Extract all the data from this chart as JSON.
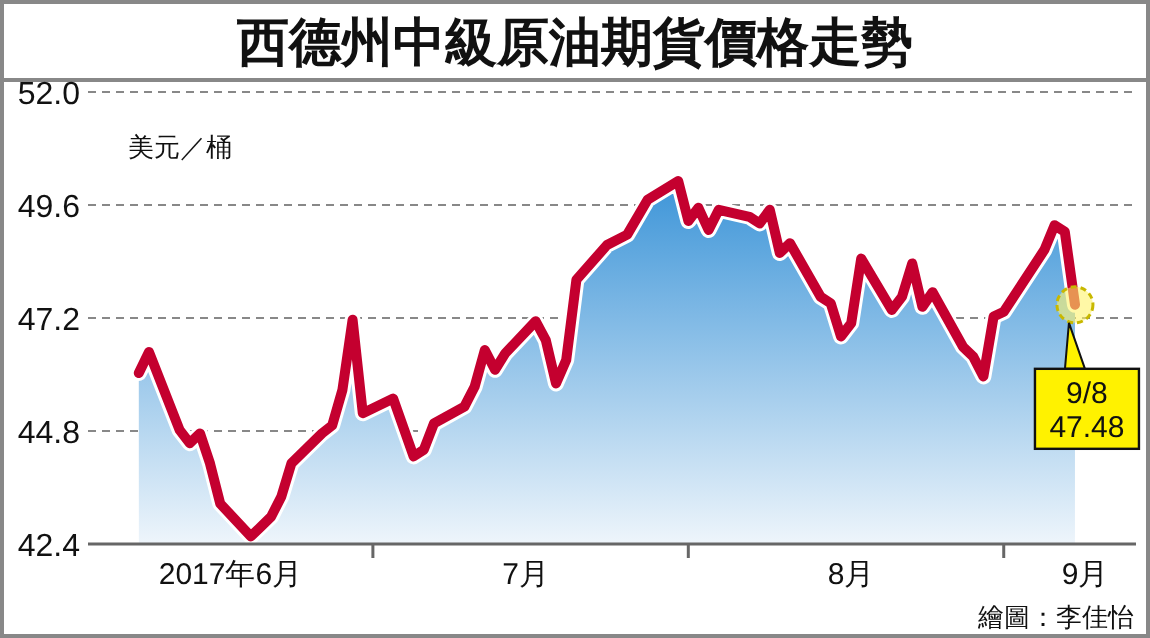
{
  "chart_data": {
    "type": "area",
    "title": "西德州中級原油期貨價格走勢",
    "ylabel": "美元／桶",
    "x": [
      "2017-06-08",
      "2017-06-09",
      "2017-06-12",
      "2017-06-13",
      "2017-06-14",
      "2017-06-15",
      "2017-06-16",
      "2017-06-19",
      "2017-06-20",
      "2017-06-21",
      "2017-06-22",
      "2017-06-23",
      "2017-06-26",
      "2017-06-27",
      "2017-06-28",
      "2017-06-29",
      "2017-06-30",
      "2017-07-03",
      "2017-07-05",
      "2017-07-06",
      "2017-07-07",
      "2017-07-10",
      "2017-07-11",
      "2017-07-12",
      "2017-07-13",
      "2017-07-14",
      "2017-07-17",
      "2017-07-18",
      "2017-07-19",
      "2017-07-20",
      "2017-07-21",
      "2017-07-24",
      "2017-07-26",
      "2017-07-28",
      "2017-07-31",
      "2017-08-01",
      "2017-08-02",
      "2017-08-03",
      "2017-08-04",
      "2017-08-07",
      "2017-08-08",
      "2017-08-09",
      "2017-08-10",
      "2017-08-11",
      "2017-08-14",
      "2017-08-15",
      "2017-08-16",
      "2017-08-17",
      "2017-08-18",
      "2017-08-21",
      "2017-08-22",
      "2017-08-23",
      "2017-08-24",
      "2017-08-25",
      "2017-08-28",
      "2017-08-29",
      "2017-08-30",
      "2017-08-31",
      "2017-09-01",
      "2017-09-05",
      "2017-09-06",
      "2017-09-07",
      "2017-09-08"
    ],
    "series": [
      {
        "color": "#c4002f",
        "values": [
          46.03,
          46.48,
          44.82,
          44.54,
          44.75,
          44.11,
          43.26,
          42.56,
          42.77,
          42.98,
          43.41,
          44.11,
          44.75,
          44.92,
          45.67,
          47.16,
          45.18,
          45.49,
          44.26,
          44.4,
          44.96,
          45.32,
          45.74,
          46.52,
          46.1,
          46.45,
          47.13,
          46.73,
          45.81,
          46.31,
          48.01,
          48.75,
          48.97,
          49.71,
          50.11,
          49.26,
          49.54,
          49.07,
          49.5,
          49.35,
          49.21,
          49.5,
          48.58,
          48.79,
          47.65,
          47.51,
          46.81,
          47.09,
          48.46,
          47.37,
          47.65,
          48.36,
          47.44,
          47.75,
          46.59,
          46.38,
          45.96,
          47.23,
          47.33,
          48.65,
          49.17,
          49.03,
          47.48
        ]
      }
    ],
    "xlim": [
      "2017-06-03",
      "2017-09-14"
    ],
    "xticks": [
      {
        "value": "2017-06-17",
        "label": "2017年6月"
      },
      {
        "value": "2017-07-01",
        "label": null
      },
      {
        "value": "2017-07-16",
        "label": "7月"
      },
      {
        "value": "2017-08-01",
        "label": null
      },
      {
        "value": "2017-08-17",
        "label": "8月"
      },
      {
        "value": "2017-09-01",
        "label": null
      },
      {
        "value": "2017-09-09",
        "label": "9月"
      }
    ],
    "ylim": [
      42.4,
      52.0
    ],
    "yticks": [
      42.4,
      44.8,
      47.2,
      49.6,
      {
        "value": 52,
        "label": "52.0"
      }
    ],
    "grid": "y",
    "marker": "none",
    "line_style": "solid",
    "annotations": [
      {
        "text": "9/8\n47.48",
        "x": "2017-09-08",
        "y": 47.48
      },
      "繪圖：李佳怡"
    ]
  }
}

....

▶ **Task to complete**: Every entry above needs to be retyped exactly; drop the pictures.

▶ **Correct response**:
Extract all the data from this chart as JSON.
{
  "chart_data": {
    "type": "area",
    "title": "西德州中級原油期貨價格走勢",
    "ylabel": "美元／桶",
    "x": [
      "2017-06-08",
      "2017-06-09",
      "2017-06-12",
      "2017-06-13",
      "2017-06-14",
      "2017-06-15",
      "2017-06-16",
      "2017-06-19",
      "2017-06-20",
      "2017-06-21",
      "2017-06-22",
      "2017-06-23",
      "2017-06-26",
      "2017-06-27",
      "2017-06-28",
      "2017-06-29",
      "2017-06-30",
      "2017-07-03",
      "2017-07-05",
      "2017-07-06",
      "2017-07-07",
      "2017-07-10",
      "2017-07-11",
      "2017-07-12",
      "2017-07-13",
      "2017-07-14",
      "2017-07-17",
      "2017-07-18",
      "2017-07-19",
      "2017-07-20",
      "2017-07-21",
      "2017-07-24",
      "2017-07-26",
      "2017-07-28",
      "2017-07-31",
      "2017-08-01",
      "2017-08-02",
      "2017-08-03",
      "2017-08-04",
      "2017-08-07",
      "2017-08-08",
      "2017-08-09",
      "2017-08-10",
      "2017-08-11",
      "2017-08-14",
      "2017-08-15",
      "2017-08-16",
      "2017-08-17",
      "2017-08-18",
      "2017-08-21",
      "2017-08-22",
      "2017-08-23",
      "2017-08-24",
      "2017-08-25",
      "2017-08-28",
      "2017-08-29",
      "2017-08-30",
      "2017-08-31",
      "2017-09-01",
      "2017-09-05",
      "2017-09-06",
      "2017-09-07",
      "2017-09-08"
    ],
    "series": [
      {
        "color": "#c4002f",
        "values": [
          46.03,
          46.48,
          44.82,
          44.54,
          44.75,
          44.11,
          43.26,
          42.56,
          42.77,
          42.98,
          43.41,
          44.11,
          44.75,
          44.92,
          45.67,
          47.16,
          45.18,
          45.49,
          44.26,
          44.4,
          44.96,
          45.32,
          45.74,
          46.52,
          46.1,
          46.45,
          47.13,
          46.73,
          45.81,
          46.31,
          48.01,
          48.75,
          48.97,
          49.71,
          50.11,
          49.26,
          49.54,
          49.07,
          49.5,
          49.35,
          49.21,
          49.5,
          48.58,
          48.79,
          47.65,
          47.51,
          46.81,
          47.09,
          48.46,
          47.37,
          47.65,
          48.36,
          47.44,
          47.75,
          46.59,
          46.38,
          45.96,
          47.23,
          47.33,
          48.65,
          49.17,
          49.03,
          47.48
        ]
      }
    ],
    "xlim": [
      "2017-06-03",
      "2017-09-14"
    ],
    "xticks": [
      {
        "value": "2017-06-17",
        "label": "2017年6月"
      },
      {
        "value": "2017-07-01",
        "label": null
      },
      {
        "value": "2017-07-16",
        "label": "7月"
      },
      {
        "value": "2017-08-01",
        "label": null
      },
      {
        "value": "2017-08-17",
        "label": "8月"
      },
      {
        "value": "2017-09-01",
        "label": null
      },
      {
        "value": "2017-09-09",
        "label": "9月"
      }
    ],
    "ylim": [
      42.4,
      52.0
    ],
    "yticks": [
      42.4,
      44.8,
      47.2,
      49.6,
      {
        "value": 52,
        "label": "52.0"
      }
    ],
    "grid": "y",
    "marker": "none",
    "line_style": "solid",
    "annotations": [
      {
        "text": "9/8\n47.48",
        "x": "2017-09-08",
        "y": 47.48
      },
      "繪圖：李佳怡"
    ]
  }
}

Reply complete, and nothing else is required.